◆ Work to be completed
Copy whichever lines contain the string "shape".

◆ Extracted information

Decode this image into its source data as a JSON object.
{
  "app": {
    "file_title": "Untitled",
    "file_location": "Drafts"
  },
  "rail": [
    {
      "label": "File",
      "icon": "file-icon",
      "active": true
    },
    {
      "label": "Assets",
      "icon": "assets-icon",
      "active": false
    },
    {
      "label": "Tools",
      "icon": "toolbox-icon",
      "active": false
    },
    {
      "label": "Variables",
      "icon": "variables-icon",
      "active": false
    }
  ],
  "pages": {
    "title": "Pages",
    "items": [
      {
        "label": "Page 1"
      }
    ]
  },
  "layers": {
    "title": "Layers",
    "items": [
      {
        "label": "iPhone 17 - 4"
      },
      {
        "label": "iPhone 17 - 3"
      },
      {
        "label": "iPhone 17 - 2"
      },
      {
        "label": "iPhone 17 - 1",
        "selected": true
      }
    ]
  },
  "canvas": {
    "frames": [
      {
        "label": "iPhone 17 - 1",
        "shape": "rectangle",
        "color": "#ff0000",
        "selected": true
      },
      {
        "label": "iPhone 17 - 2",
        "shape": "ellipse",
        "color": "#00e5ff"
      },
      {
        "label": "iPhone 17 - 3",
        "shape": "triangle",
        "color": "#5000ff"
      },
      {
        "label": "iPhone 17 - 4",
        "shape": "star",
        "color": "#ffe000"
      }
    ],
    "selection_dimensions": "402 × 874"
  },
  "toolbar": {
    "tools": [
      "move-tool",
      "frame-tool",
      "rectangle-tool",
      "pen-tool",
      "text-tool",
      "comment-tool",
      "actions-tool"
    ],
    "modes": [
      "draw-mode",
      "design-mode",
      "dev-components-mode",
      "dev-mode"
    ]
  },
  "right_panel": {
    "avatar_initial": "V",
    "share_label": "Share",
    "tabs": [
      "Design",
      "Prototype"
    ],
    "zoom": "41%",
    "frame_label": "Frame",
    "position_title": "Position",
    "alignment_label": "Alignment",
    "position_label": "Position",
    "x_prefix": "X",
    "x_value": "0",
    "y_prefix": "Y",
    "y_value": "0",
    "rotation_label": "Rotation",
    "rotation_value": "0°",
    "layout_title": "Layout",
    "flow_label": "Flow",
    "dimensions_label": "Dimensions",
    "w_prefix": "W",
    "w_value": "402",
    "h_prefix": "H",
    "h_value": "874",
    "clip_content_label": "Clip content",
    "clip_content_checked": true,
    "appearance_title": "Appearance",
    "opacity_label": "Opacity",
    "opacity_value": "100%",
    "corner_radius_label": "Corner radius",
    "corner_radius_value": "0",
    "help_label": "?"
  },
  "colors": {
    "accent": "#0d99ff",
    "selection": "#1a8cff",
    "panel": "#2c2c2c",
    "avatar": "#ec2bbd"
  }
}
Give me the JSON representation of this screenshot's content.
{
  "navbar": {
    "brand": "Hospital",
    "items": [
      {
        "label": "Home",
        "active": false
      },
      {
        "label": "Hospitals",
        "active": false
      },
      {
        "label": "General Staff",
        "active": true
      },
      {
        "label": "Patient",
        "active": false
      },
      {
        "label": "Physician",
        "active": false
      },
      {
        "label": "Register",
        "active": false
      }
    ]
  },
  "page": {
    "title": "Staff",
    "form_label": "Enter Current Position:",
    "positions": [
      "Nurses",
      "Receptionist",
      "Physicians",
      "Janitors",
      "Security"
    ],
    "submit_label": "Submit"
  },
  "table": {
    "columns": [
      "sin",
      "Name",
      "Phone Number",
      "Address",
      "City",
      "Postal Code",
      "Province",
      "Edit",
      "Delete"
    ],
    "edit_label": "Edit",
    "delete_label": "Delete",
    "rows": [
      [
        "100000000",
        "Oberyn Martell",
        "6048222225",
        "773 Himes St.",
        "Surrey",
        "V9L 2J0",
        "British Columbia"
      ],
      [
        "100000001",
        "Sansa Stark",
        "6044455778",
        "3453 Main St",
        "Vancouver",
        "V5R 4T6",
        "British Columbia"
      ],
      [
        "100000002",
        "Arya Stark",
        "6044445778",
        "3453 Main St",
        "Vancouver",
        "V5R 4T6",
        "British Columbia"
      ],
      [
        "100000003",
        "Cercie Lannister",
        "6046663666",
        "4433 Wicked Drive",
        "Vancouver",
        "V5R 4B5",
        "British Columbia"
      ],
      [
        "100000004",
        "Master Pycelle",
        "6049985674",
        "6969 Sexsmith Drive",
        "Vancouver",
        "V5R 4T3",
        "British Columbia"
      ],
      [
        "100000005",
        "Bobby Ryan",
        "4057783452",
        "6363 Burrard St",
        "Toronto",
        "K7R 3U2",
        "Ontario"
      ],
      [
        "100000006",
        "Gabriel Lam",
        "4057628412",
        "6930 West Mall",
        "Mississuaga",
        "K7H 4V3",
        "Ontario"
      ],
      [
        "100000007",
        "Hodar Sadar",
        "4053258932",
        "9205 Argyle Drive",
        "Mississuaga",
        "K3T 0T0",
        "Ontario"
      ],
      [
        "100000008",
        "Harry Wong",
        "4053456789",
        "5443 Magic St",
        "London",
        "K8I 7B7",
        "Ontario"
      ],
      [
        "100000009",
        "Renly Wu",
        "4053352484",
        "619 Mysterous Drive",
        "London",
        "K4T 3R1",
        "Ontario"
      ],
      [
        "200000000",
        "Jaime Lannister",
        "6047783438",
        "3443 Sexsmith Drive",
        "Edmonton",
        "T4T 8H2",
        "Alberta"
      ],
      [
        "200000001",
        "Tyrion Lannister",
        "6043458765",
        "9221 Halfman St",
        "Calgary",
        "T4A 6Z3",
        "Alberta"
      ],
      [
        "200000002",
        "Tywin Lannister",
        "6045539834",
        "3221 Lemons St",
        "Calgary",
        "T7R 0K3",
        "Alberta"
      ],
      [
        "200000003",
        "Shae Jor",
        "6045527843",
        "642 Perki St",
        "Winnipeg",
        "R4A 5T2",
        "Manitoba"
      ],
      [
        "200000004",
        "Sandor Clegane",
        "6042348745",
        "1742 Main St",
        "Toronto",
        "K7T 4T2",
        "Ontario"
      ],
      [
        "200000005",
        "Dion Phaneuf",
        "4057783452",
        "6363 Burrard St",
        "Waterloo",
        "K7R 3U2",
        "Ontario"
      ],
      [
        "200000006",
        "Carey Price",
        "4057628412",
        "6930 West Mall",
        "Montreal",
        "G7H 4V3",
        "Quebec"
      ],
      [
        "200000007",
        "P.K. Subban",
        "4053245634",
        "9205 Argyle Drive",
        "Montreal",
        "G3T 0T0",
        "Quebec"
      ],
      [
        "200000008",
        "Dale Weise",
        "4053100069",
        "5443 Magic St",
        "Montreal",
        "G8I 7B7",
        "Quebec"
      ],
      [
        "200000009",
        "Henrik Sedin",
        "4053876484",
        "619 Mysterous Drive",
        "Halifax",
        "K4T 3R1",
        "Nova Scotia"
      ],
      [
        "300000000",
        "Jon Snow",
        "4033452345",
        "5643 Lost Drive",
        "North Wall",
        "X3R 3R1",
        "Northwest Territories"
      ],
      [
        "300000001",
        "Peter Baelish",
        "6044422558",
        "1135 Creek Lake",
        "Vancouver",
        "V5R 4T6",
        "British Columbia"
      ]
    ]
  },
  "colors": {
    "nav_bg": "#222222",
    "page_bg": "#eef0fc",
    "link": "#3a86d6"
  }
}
...
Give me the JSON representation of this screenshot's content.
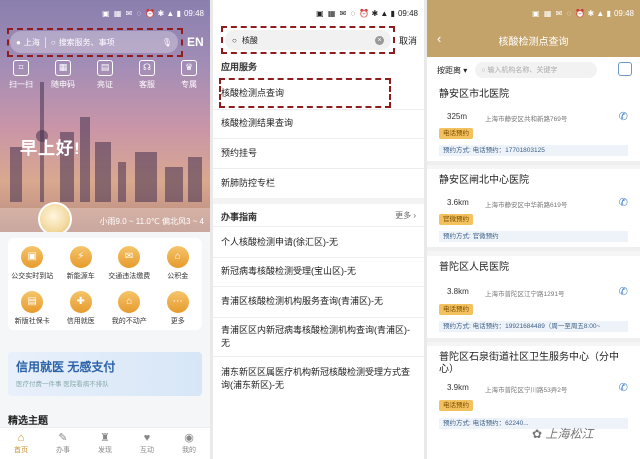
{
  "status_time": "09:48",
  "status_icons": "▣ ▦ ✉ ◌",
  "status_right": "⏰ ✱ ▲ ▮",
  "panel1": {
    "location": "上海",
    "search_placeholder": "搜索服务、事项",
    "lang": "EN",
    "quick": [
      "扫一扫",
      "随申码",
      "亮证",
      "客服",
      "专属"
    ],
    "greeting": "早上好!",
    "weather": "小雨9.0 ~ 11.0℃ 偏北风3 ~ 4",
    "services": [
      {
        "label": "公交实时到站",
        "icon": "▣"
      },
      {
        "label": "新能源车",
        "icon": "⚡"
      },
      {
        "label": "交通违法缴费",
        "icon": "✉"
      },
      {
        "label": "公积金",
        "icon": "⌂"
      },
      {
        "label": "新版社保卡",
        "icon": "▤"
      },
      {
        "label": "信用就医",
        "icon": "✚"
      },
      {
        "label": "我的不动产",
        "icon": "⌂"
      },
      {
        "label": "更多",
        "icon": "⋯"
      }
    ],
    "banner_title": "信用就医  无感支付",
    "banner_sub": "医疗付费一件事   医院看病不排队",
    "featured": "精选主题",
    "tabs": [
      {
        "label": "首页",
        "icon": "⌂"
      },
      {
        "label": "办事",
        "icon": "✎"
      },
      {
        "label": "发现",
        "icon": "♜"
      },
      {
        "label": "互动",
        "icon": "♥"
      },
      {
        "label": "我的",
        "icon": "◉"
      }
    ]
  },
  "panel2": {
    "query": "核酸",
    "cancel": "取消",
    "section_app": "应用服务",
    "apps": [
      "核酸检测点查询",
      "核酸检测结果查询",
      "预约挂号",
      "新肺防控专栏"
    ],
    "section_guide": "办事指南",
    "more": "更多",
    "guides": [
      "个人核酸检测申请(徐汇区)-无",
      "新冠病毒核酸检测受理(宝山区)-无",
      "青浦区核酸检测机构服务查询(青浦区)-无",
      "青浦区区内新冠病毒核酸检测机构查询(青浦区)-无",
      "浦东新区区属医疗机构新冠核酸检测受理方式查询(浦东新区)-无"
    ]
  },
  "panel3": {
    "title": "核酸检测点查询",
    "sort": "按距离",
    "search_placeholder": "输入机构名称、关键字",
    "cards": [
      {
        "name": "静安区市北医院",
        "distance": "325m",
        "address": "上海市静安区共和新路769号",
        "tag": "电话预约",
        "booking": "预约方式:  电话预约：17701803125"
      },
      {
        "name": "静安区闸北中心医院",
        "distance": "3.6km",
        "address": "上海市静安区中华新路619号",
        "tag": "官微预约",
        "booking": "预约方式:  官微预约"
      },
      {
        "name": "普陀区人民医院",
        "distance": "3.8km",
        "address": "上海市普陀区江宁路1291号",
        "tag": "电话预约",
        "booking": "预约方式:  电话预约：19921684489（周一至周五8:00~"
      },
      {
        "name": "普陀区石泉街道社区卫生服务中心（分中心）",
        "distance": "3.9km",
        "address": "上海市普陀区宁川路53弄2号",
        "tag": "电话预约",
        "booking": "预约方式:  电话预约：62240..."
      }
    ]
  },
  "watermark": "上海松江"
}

◆ Reply to the task
        "shape": "rectangle",
        "shape": "ellipse",
        "shape": "triangle",
        "shape": "star",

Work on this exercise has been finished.